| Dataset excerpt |

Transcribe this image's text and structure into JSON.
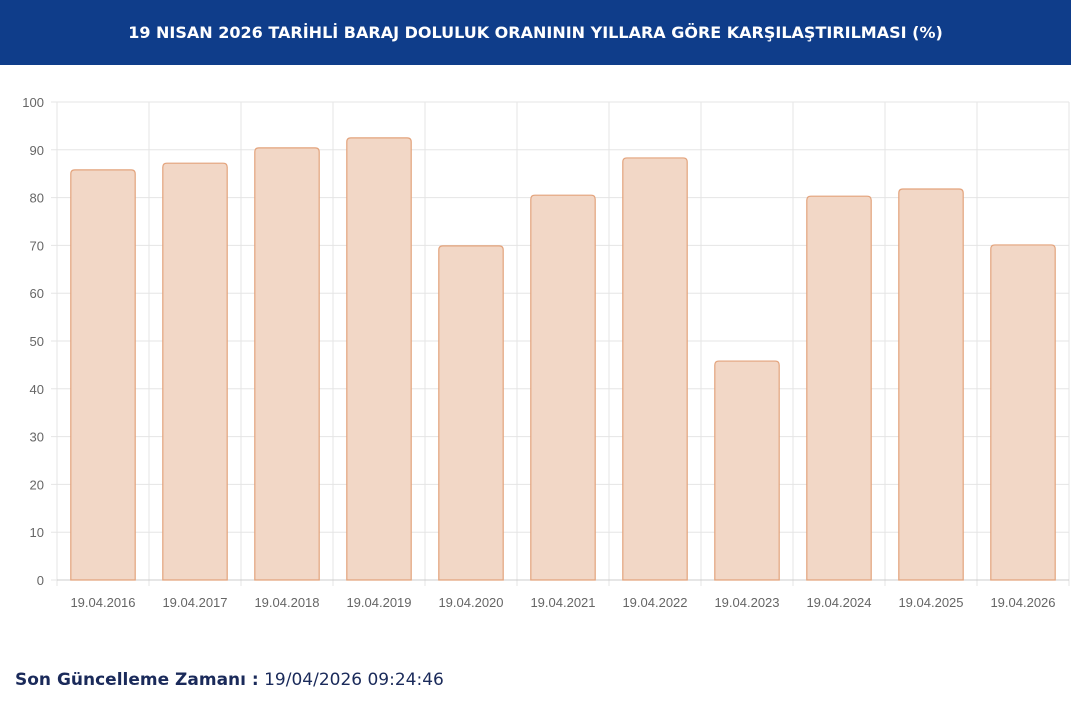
{
  "chart_data": {
    "type": "bar",
    "title": "19 NISAN 2026 TARİHLİ BARAJ DOLULUK ORANININ YILLARA GÖRE KARŞILAŞTIRILMASI (%)",
    "categories": [
      "19.04.2016",
      "19.04.2017",
      "19.04.2018",
      "19.04.2019",
      "19.04.2020",
      "19.04.2021",
      "19.04.2022",
      "19.04.2023",
      "19.04.2024",
      "19.04.2025",
      "19.04.2026"
    ],
    "values": [
      85.8,
      87.2,
      90.4,
      92.5,
      69.9,
      80.5,
      88.3,
      45.8,
      80.3,
      81.8,
      70.1
    ],
    "color": "#f2d7c6",
    "border_color": "#e3a37c",
    "ylim": [
      0,
      100
    ],
    "yticks": [
      0,
      10,
      20,
      30,
      40,
      50,
      60,
      70,
      80,
      90,
      100
    ],
    "grid": true
  },
  "footer": {
    "label": "Son Güncelleme Zamanı :",
    "value": "19/04/2026 09:24:46"
  }
}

| SET PROBLEM |
Each record above should come back exactly the same, only without its pictures.

| WRITTEN SOLUTION |
Transcribe this image's text and structure into JSON.
{
  "chart_data": {
    "type": "bar",
    "title": "19 NISAN 2026 TARİHLİ BARAJ DOLULUK ORANININ YILLARA GÖRE KARŞILAŞTIRILMASI (%)",
    "categories": [
      "19.04.2016",
      "19.04.2017",
      "19.04.2018",
      "19.04.2019",
      "19.04.2020",
      "19.04.2021",
      "19.04.2022",
      "19.04.2023",
      "19.04.2024",
      "19.04.2025",
      "19.04.2026"
    ],
    "values": [
      85.8,
      87.2,
      90.4,
      92.5,
      69.9,
      80.5,
      88.3,
      45.8,
      80.3,
      81.8,
      70.1
    ],
    "color": "#f2d7c6",
    "border_color": "#e3a37c",
    "ylim": [
      0,
      100
    ],
    "yticks": [
      0,
      10,
      20,
      30,
      40,
      50,
      60,
      70,
      80,
      90,
      100
    ],
    "grid": true
  },
  "footer": {
    "label": "Son Güncelleme Zamanı :",
    "value": "19/04/2026 09:24:46"
  }
}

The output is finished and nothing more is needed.